» Set problem
Look through the records that follow. Copy every line containing the word "this".

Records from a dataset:

▼▼▼

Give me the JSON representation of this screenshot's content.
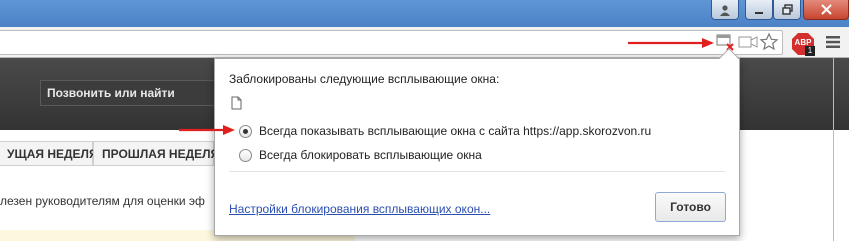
{
  "browser": {
    "window_controls": [
      "user-icon",
      "minimize-icon",
      "restore-icon",
      "close-icon"
    ],
    "toolbar_icons": [
      "popup-blocked-icon",
      "camera-icon",
      "bookmark-star-icon",
      "adblock-plus-icon",
      "menu-icon"
    ],
    "adblock": {
      "label": "ABP",
      "badge": "1"
    }
  },
  "page": {
    "search_placeholder": "Позвонить или найти",
    "tabs": [
      "УЩАЯ НЕДЕЛЯ",
      "ПРОШЛАЯ НЕДЕЛЯ"
    ],
    "body_text": "лезен руководителям для оценки эф"
  },
  "popup": {
    "title": "Заблокированы следующие всплывающие окна:",
    "file_icon": "file-icon",
    "options": [
      {
        "label": "Всегда показывать всплывающие окна с сайта https://app.skorozvon.ru",
        "selected": true
      },
      {
        "label": "Всегда блокировать всплывающие окна",
        "selected": false
      }
    ],
    "settings_link": "Настройки блокирования всплывающих окон...",
    "done_button": "Готово"
  },
  "colors": {
    "title_bar": "#5f96d6",
    "annotation_arrow": "#e0201f",
    "link": "#2a4fb0",
    "adblock_red": "#d32f2f"
  }
}
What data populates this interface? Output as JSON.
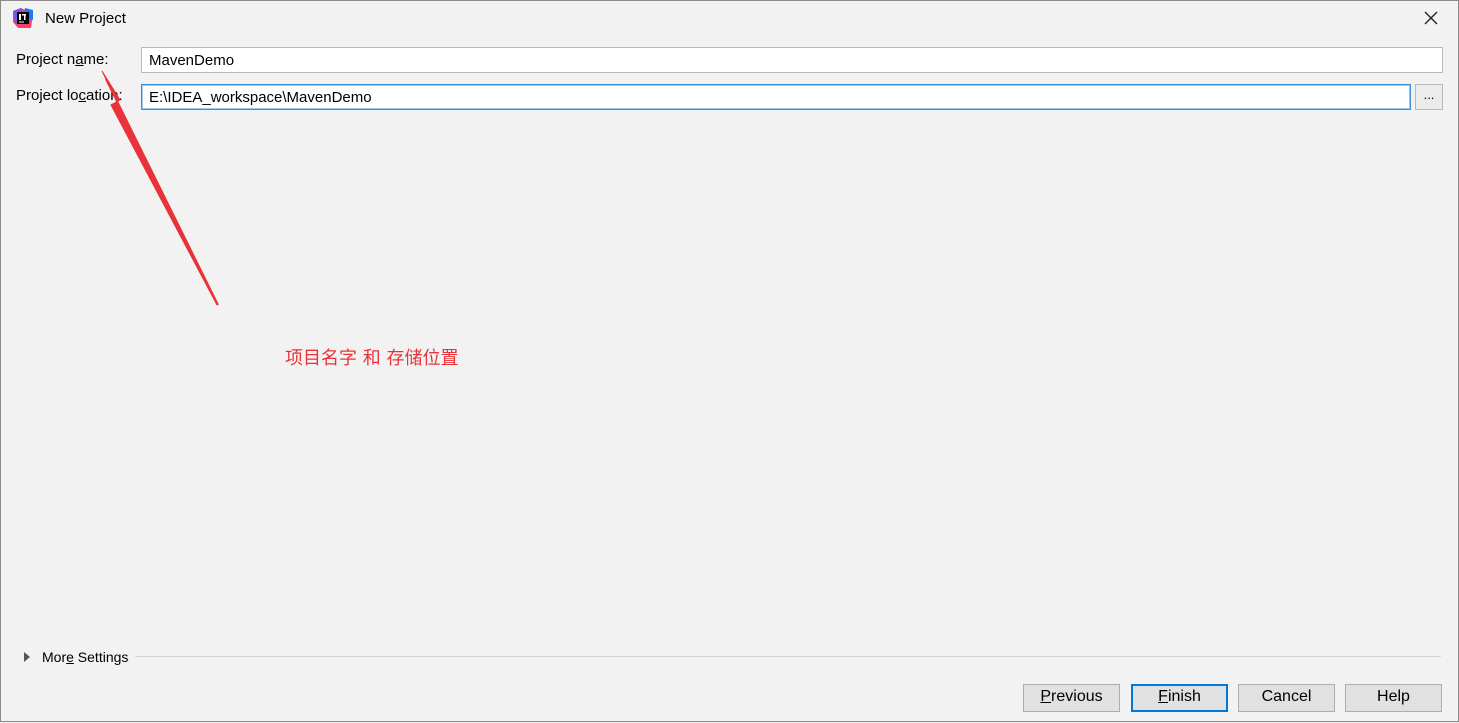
{
  "window": {
    "title": "New Project",
    "app_icon": "intellij-idea-icon",
    "close_icon": "close-icon"
  },
  "form": {
    "name_label_pre": "Project n",
    "name_label_mn": "a",
    "name_label_post": "me:",
    "name_value": "MavenDemo",
    "location_label_pre": "Project lo",
    "location_label_mn": "c",
    "location_label_post": "ation:",
    "location_value": "E:\\IDEA_workspace\\MavenDemo",
    "browse_label": "..."
  },
  "annotation": {
    "text": "项目名字 和  存储位置",
    "color": "#e8333a"
  },
  "more_settings": {
    "pre": "Mor",
    "mn": "e",
    "post": " Settings",
    "icon": "triangle-right-icon"
  },
  "buttons": {
    "previous_mn": "P",
    "previous_rest": "revious",
    "finish_mn": "F",
    "finish_rest": "inish",
    "cancel": "Cancel",
    "help": "Help"
  },
  "colors": {
    "background": "#f2f2f2",
    "focus_border": "#3c8fd6",
    "default_button_border": "#0078d7"
  }
}
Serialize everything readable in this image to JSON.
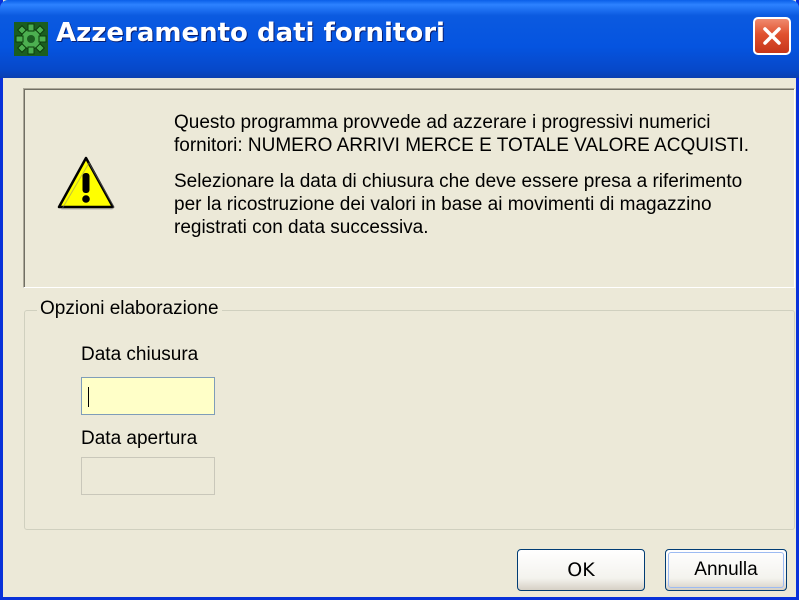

▲▲▲

» Exercise solution
Give me the JSON representation of this screenshot's content.
What data populates this interface? Output as JSON.
Serialize everything readable in this image to JSON.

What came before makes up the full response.